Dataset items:
— Begin —

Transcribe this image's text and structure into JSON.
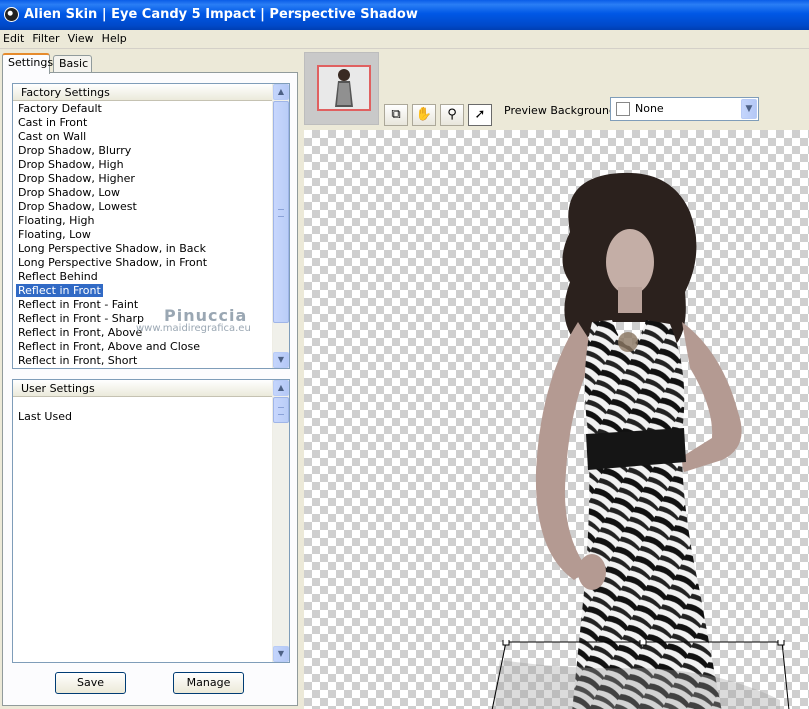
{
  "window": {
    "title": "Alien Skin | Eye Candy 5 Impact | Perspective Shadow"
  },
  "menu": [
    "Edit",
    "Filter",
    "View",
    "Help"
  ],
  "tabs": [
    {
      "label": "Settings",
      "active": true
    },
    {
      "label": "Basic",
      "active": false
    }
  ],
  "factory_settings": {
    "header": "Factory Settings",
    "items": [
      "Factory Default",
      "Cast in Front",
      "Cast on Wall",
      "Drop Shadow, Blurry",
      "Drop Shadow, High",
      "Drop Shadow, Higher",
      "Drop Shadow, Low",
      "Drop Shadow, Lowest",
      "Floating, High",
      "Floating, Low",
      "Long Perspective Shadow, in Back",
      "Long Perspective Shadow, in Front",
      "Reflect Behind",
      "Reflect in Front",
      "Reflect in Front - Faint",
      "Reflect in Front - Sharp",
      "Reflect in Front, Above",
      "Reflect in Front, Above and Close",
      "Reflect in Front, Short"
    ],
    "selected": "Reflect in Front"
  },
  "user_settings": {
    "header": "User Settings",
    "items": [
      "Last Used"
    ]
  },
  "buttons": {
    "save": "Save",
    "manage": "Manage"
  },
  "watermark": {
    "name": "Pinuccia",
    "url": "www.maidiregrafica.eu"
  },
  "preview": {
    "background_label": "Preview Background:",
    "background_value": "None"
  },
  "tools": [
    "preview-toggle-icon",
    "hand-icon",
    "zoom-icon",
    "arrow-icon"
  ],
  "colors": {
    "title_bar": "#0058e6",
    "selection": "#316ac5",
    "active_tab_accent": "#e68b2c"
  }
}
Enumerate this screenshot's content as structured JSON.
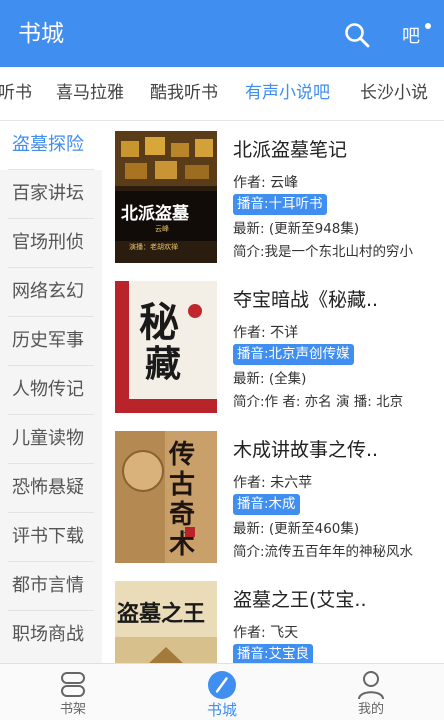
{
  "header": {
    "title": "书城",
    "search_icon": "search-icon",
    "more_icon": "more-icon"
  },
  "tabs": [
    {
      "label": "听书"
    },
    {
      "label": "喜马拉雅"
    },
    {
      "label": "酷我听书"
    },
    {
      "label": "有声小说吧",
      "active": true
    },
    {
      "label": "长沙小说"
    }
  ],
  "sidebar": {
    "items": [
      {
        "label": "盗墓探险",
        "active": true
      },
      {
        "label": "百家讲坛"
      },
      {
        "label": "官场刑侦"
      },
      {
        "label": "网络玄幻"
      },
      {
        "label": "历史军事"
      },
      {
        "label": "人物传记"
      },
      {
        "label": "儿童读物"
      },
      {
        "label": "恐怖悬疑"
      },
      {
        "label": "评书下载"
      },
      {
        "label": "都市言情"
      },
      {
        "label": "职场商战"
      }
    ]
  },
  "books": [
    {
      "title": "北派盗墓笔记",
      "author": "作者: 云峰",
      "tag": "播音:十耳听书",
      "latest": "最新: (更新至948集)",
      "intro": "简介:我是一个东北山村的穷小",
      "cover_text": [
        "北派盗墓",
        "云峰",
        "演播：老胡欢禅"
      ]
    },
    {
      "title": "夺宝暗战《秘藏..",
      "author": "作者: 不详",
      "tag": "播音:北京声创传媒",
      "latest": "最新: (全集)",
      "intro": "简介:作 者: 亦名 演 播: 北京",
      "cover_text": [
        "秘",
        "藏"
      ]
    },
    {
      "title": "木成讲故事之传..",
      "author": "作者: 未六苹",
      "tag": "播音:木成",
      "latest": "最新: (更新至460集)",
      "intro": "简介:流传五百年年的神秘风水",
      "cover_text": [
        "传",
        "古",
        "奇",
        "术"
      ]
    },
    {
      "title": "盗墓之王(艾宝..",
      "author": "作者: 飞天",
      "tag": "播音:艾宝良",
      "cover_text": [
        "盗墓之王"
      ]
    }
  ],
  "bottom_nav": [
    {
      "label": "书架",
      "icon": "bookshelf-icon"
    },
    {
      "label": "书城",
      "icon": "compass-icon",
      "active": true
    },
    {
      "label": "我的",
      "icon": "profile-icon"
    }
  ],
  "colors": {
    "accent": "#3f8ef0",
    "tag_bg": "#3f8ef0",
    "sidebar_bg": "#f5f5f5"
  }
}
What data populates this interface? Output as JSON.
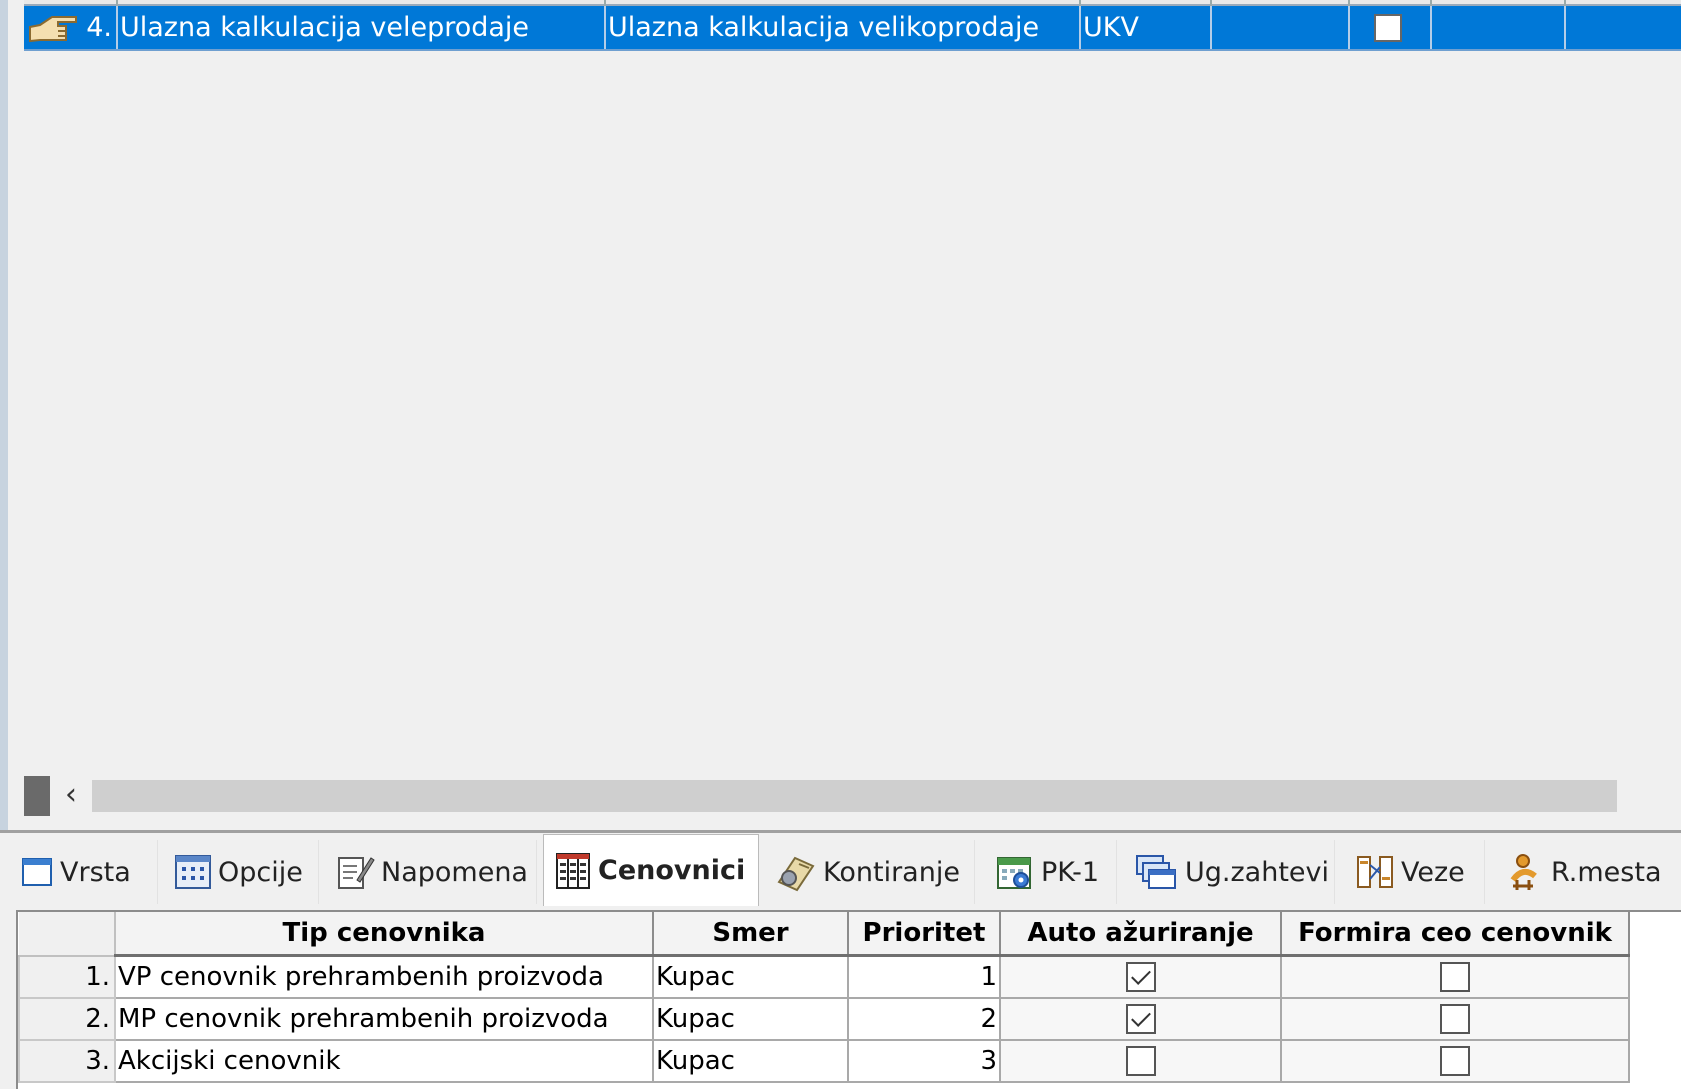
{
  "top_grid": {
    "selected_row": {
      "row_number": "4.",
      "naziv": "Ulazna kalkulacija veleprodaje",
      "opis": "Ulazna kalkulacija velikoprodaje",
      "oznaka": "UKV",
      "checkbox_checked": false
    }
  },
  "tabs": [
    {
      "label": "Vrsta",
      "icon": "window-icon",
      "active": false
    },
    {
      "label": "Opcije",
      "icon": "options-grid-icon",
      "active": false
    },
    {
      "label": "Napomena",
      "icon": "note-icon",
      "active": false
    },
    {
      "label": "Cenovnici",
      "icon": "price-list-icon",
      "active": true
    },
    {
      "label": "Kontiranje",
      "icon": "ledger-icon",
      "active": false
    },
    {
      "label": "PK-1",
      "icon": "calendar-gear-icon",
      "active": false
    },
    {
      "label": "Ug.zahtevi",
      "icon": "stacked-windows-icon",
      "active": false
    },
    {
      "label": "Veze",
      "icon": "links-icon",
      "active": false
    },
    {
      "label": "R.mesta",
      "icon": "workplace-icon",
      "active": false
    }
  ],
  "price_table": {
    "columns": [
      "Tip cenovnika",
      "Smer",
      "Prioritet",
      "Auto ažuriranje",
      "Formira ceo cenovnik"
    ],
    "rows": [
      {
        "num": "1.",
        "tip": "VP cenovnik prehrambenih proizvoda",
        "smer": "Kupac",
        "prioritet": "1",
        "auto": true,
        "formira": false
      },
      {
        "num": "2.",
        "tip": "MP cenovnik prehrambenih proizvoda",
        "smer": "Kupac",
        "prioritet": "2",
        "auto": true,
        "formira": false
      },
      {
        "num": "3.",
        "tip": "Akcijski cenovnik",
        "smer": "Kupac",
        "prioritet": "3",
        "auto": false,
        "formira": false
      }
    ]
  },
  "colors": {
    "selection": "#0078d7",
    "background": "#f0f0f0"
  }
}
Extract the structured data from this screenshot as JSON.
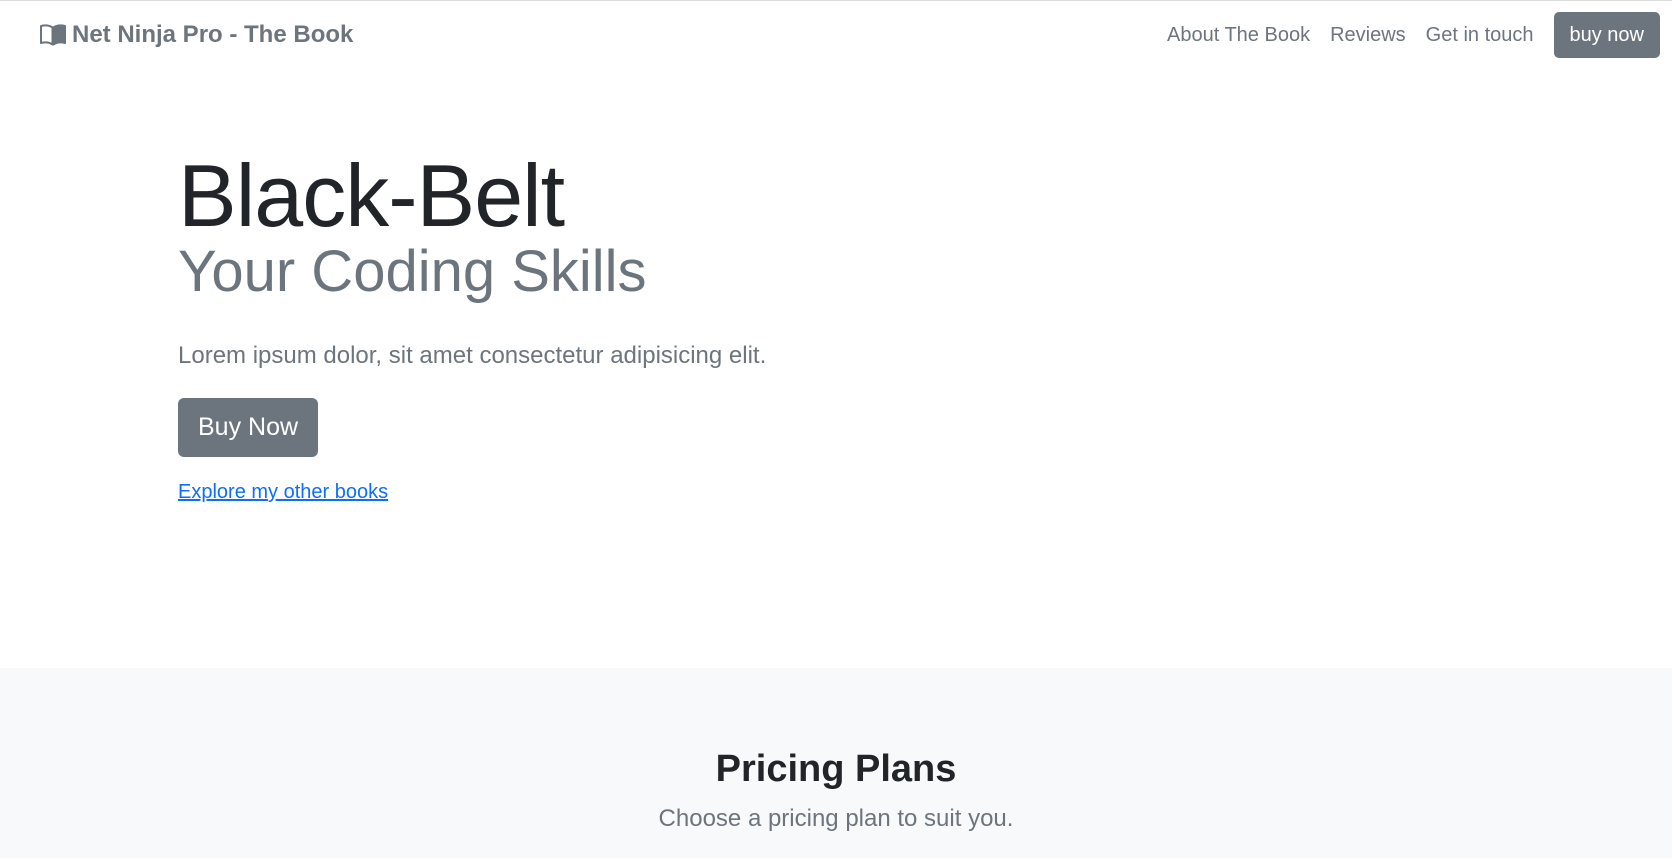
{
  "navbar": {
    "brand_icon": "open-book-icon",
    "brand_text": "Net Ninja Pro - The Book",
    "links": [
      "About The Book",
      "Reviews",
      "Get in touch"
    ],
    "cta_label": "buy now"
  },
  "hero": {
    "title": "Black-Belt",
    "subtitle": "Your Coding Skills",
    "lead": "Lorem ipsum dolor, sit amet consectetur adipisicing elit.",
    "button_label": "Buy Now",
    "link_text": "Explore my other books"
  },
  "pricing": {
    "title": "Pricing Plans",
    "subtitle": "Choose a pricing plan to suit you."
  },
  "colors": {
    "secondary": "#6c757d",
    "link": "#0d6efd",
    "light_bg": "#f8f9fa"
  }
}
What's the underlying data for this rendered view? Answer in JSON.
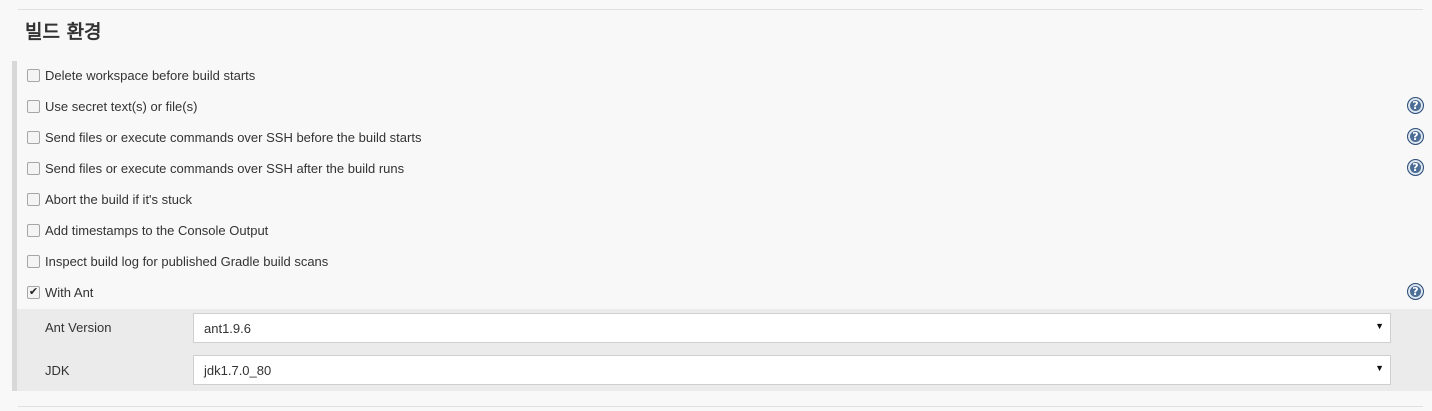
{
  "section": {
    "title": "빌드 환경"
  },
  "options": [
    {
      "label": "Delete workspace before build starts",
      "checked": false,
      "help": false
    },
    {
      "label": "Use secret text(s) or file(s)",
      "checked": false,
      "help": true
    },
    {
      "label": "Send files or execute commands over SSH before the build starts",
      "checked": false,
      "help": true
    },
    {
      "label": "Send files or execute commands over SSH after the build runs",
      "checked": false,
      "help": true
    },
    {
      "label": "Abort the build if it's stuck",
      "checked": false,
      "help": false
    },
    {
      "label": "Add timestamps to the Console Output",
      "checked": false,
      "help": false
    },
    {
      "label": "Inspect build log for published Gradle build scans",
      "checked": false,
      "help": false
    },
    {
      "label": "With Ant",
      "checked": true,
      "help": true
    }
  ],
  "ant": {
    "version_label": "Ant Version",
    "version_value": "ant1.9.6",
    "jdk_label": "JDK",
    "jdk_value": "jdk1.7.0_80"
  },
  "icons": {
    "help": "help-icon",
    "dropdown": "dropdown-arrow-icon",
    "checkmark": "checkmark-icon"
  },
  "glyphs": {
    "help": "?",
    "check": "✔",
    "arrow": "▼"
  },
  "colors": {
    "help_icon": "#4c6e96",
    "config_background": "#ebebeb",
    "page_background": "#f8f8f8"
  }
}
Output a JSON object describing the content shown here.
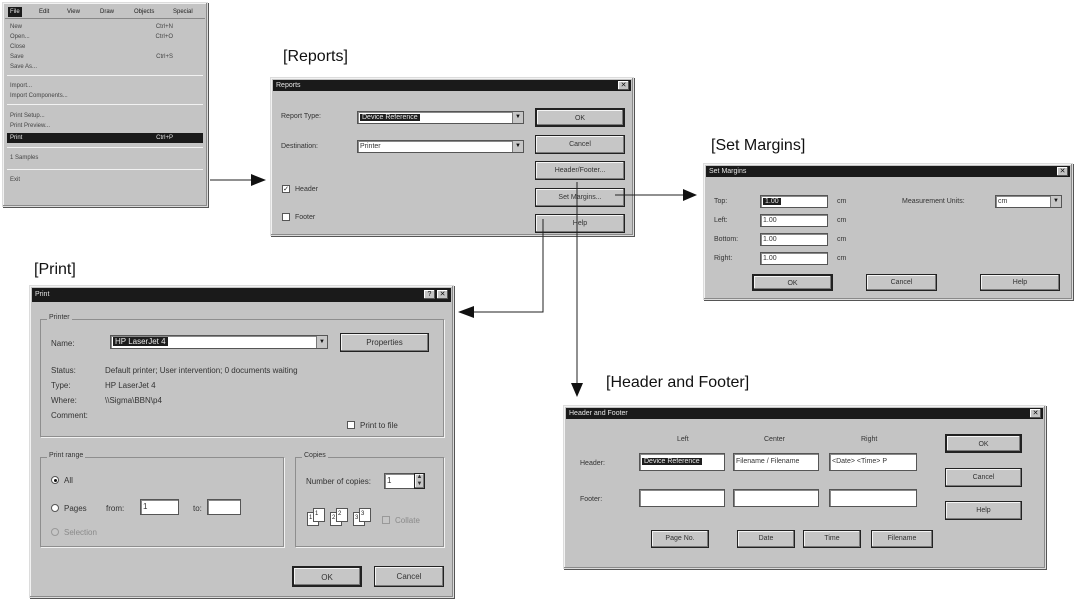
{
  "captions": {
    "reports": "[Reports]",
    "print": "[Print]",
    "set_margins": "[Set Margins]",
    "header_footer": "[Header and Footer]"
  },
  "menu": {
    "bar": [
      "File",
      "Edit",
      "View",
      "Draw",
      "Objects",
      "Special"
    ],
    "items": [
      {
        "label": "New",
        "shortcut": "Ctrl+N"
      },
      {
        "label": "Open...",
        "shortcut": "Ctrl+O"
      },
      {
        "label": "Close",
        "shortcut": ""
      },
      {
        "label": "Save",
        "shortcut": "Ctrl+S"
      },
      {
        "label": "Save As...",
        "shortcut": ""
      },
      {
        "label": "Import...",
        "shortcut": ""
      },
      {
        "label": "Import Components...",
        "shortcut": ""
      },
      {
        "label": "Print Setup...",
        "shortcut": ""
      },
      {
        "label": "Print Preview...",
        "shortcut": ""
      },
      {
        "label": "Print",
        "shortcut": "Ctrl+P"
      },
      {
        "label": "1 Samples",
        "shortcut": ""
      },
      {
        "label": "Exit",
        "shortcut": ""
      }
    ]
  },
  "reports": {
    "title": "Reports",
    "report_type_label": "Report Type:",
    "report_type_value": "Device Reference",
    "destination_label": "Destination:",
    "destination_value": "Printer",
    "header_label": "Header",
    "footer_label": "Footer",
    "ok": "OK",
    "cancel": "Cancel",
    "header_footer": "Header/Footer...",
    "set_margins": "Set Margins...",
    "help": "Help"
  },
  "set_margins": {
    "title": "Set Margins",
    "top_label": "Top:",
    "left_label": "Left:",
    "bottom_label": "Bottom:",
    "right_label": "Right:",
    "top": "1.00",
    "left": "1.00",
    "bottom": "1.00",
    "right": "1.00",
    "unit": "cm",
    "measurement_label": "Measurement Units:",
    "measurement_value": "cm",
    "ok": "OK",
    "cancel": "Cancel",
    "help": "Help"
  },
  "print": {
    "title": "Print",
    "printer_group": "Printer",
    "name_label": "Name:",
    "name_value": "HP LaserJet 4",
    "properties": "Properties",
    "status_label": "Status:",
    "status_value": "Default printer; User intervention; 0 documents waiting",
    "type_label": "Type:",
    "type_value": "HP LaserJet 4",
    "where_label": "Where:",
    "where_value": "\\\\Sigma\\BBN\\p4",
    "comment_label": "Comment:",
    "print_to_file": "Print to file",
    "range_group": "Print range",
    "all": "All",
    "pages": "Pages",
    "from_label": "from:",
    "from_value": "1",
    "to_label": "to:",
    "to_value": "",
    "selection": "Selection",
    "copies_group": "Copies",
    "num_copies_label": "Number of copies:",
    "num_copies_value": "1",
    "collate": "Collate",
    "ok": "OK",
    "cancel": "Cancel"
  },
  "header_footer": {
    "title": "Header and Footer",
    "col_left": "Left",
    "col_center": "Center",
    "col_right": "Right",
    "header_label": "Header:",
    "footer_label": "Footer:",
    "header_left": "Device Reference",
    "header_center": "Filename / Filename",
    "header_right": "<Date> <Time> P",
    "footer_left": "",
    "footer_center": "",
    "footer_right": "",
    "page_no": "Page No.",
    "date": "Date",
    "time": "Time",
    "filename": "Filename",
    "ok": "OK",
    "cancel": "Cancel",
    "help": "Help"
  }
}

— End —

■ **BRIEF**: Pull out every line in the data above that has the word "Reference".

■ **RESULT FOR THIS EXERCISE**:
    "report_type_value": "Device Reference",
    "header_left": "Device Reference",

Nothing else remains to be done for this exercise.